DIRECTIONS: Copy the listing that follows exactly. Its pictures do not belong in the copy.

<<<<

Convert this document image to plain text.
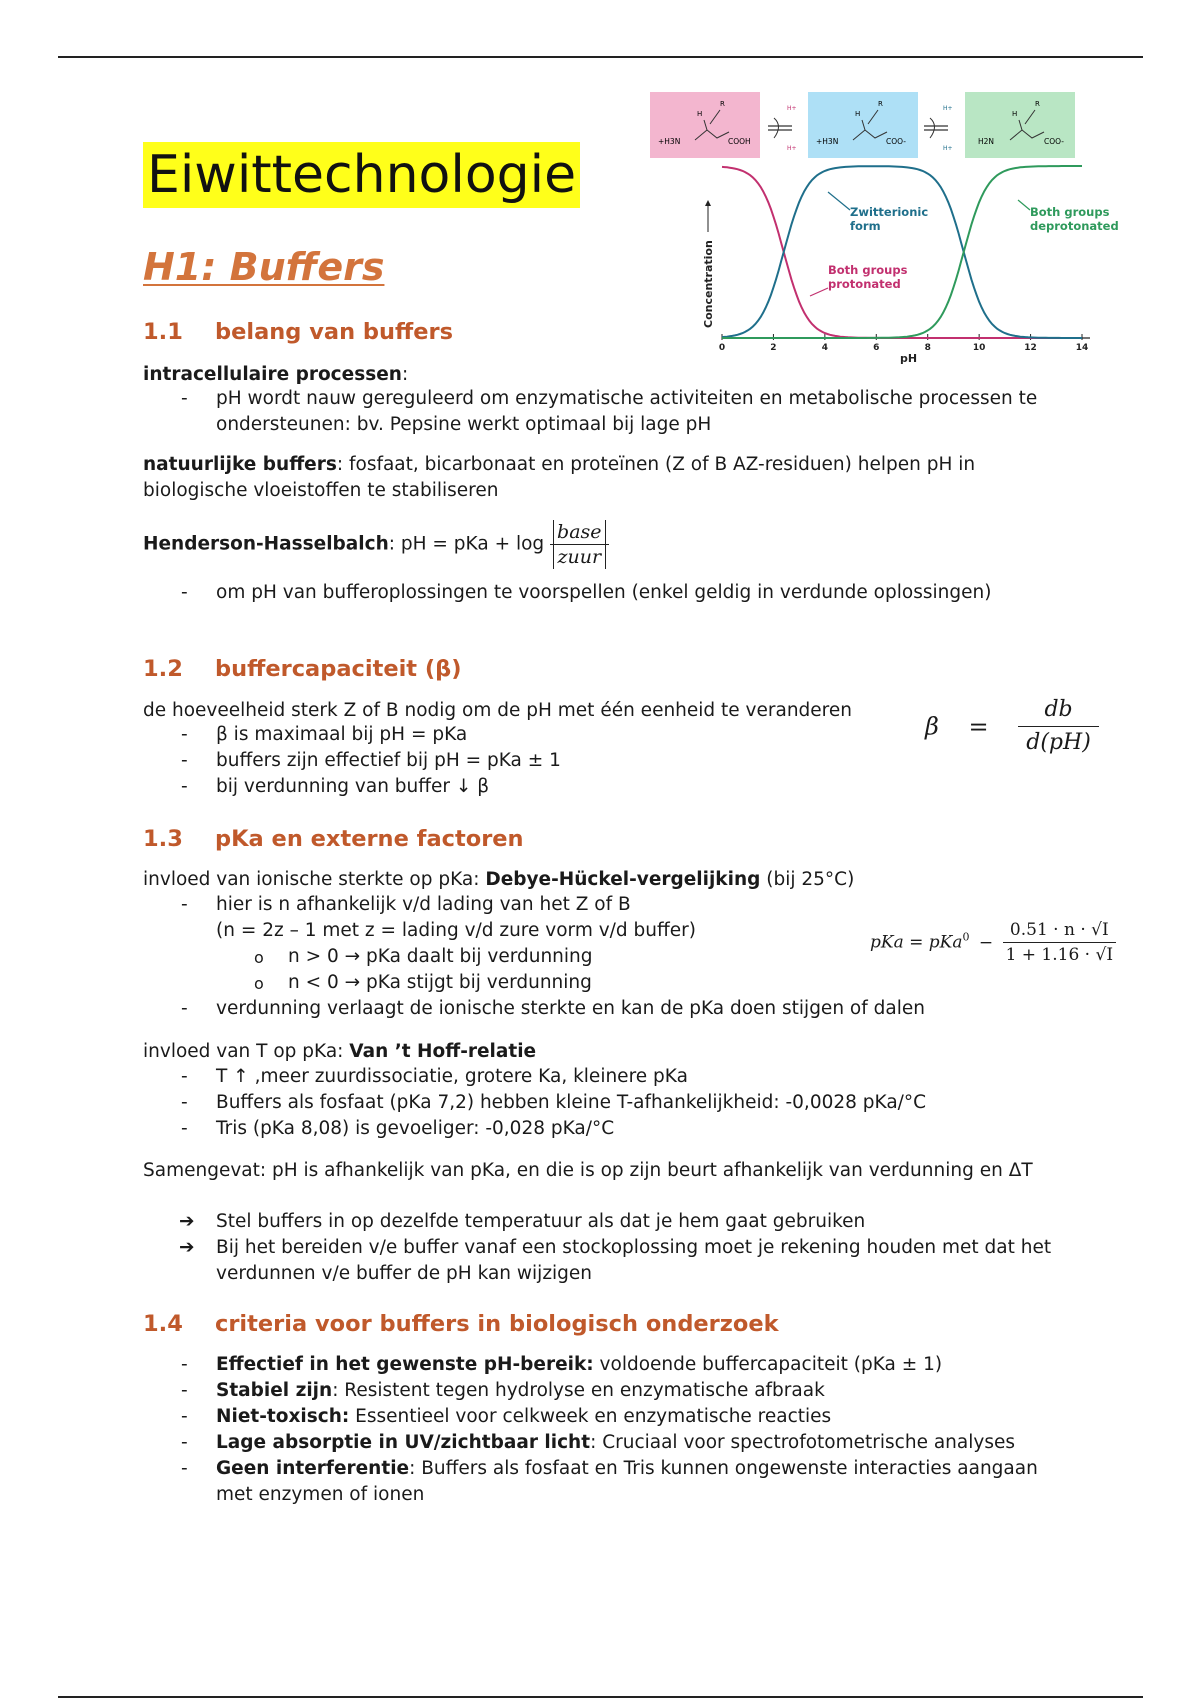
H
R
+H3N	COOH
H+
H+
H
R
+H3N	COO-
H+
H+
H
R
H2N	COO-
Concentration
0	2	4	6	8	10	12	14
pH
Zwitterionic
form
Both groups
deprotonated
Both groups
protonated
Eiwittechnologie
H1: Buffers
1.1 belang van buffers

intracellulaire processen:

- pH wordt nauw gereguleerd om enzymatische activiteiten en metabolische processen te ondersteunen: bv. Pepsine werkt optimaal bij lage pH

natuurlijke buffers: fosfaat, bicarbonaat en proteïnen (Z of B AZ-residuen) helpen pH in biologische vloeistoffen te stabiliseren

Henderson-Hasselbalch: pH = pKa + $\log \frac{\text{base}}{\text{zuur}}$
- om pH van bufferoplossingen te voorspellen (enkel geldig in verdunde oplossingen)
1.2 buffercapaciteit (β)

de hoeveelheid sterk Z of B nodig om de pH met één eenheid te veranderen

- β is maximaal bij pH = pKa
- buffers zijn effectief bij pH = pKa ± 1
- bij verdunning van buffer ↓ β
$\beta = \frac{db}{d(pH)}$
1.3 pKa en externe factoren

invloed van ionische sterkte op pKa: Debye-Hückel-vergelijking (bij 25°C)

- hier is n afhankelijk v/d lading van het Z of B
(n = 2z – 1 met z = lading v/d zure vorm v/d buffer)
o n > 0 → pKa daalt bij verdunning
o n < 0 → pKa stijgt bij verdunning
- verdunning verlaagt de ionische sterkte en kan de pKa doen stijgen of dalen
pKa = $pKa^0 - \frac{0.51 \cdot n \cdot √I}{1 + 1.16 \cdot √I}$

invloed van T op pKa: Van ’t Hoff-relatie

- T ↑ ,meer zuurdissociatie, grotere Ka, kleinere pKa
- Buffers als fosfaat (pKa 7,2) hebben kleine T-afhankelijkheid: -0,0028 pKa/°C
- Tris (pKa 8,08) is gevoeliger: -0,028 pKa/°C

Samengevat: pH is afhankelijk van pKa, en die is op zijn beurt afhankelijk van verdunning en ΔT

➔ Stel buffers in op dezelfde temperatuur als dat je hem gaat gebruiken
➔ Bij het bereiden v/e buffer vanaf een stockoplossing moet je rekening houden met dat het verdunnen v/e buffer de pH kan wijzigen
1.4 criteria voor buffers in biologisch onderzoek
- Effectief in het gewenste pH-bereik: voldoende buffercapaciteit (pKa ± 1)
- Stabiel zijn: Resistent tegen hydrolyse en enzymatische afbraak
- Niet-toxisch: Essentieel voor celkweek en enzymatische reacties
- Lage absorptie in UV/zichtbaar licht: Cruciaal voor spectrofotometrische analyses
- Geen interferentie: Buffers als fosfaat en Tris kunnen ongewenste interacties aangaan met enzymen of ionen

>>>>

WRITTEN ANSWER:
Convert this document image to plain text.
H
R
+H3N	COOH
H+
H+
H
R
+H3N	COO-
H+
H+
H
R
H2N	COO-
Concentration
0	2	4	6	8	10	12	14
pH
Zwitterionic
form
Both groups
deprotonated
Both groups
protonated
Eiwittechnologie
H1: Buffers
1.1 belang van buffers

intracellulaire processen:

- pH wordt nauw gereguleerd om enzymatische activiteiten en metabolische processen te ondersteunen: bv. Pepsine werkt optimaal bij lage pH

natuurlijke buffers: fosfaat, bicarbonaat en proteïnen (Z of B AZ-residuen) helpen pH in biologische vloeistoffen te stabiliseren

Henderson-Hasselbalch: pH = pKa + $\log \frac{\text{base}}{\text{zuur}}$
- om pH van bufferoplossingen te voorspellen (enkel geldig in verdunde oplossingen)
1.2 buffercapaciteit (β)

de hoeveelheid sterk Z of B nodig om de pH met één eenheid te veranderen

- β is maximaal bij pH = pKa
- buffers zijn effectief bij pH = pKa ± 1
- bij verdunning van buffer ↓ β
$\beta = \frac{db}{d(pH)}$
1.3 pKa en externe factoren

invloed van ionische sterkte op pKa: Debye-Hückel-vergelijking (bij 25°C)

- hier is n afhankelijk v/d lading van het Z of B
(n = 2z – 1 met z = lading v/d zure vorm v/d buffer)
o n > 0 → pKa daalt bij verdunning
o n < 0 → pKa stijgt bij verdunning
- verdunning verlaagt de ionische sterkte en kan de pKa doen stijgen of dalen
pKa = $pKa^0 - \frac{0.51 \cdot n \cdot √I}{1 + 1.16 \cdot √I}$

invloed van T op pKa: Van ’t Hoff-relatie

- T ↑ ,meer zuurdissociatie, grotere Ka, kleinere pKa
- Buffers als fosfaat (pKa 7,2) hebben kleine T-afhankelijkheid: -0,0028 pKa/°C
- Tris (pKa 8,08) is gevoeliger: -0,028 pKa/°C

Samengevat: pH is afhankelijk van pKa, en die is op zijn beurt afhankelijk van verdunning en ΔT

➔ Stel buffers in op dezelfde temperatuur als dat je hem gaat gebruiken
➔ Bij het bereiden v/e buffer vanaf een stockoplossing moet je rekening houden met dat het verdunnen v/e buffer de pH kan wijzigen
1.4 criteria voor buffers in biologisch onderzoek
- Effectief in het gewenste pH-bereik: voldoende buffercapaciteit (pKa ± 1)
- Stabiel zijn: Resistent tegen hydrolyse en enzymatische afbraak
- Niet-toxisch: Essentieel voor celkweek en enzymatische reacties
- Lage absorptie in UV/zichtbaar licht: Cruciaal voor spectrofotometrische analyses
- Geen interferentie: Buffers als fosfaat en Tris kunnen ongewenste interacties aangaan met enzymen of ionen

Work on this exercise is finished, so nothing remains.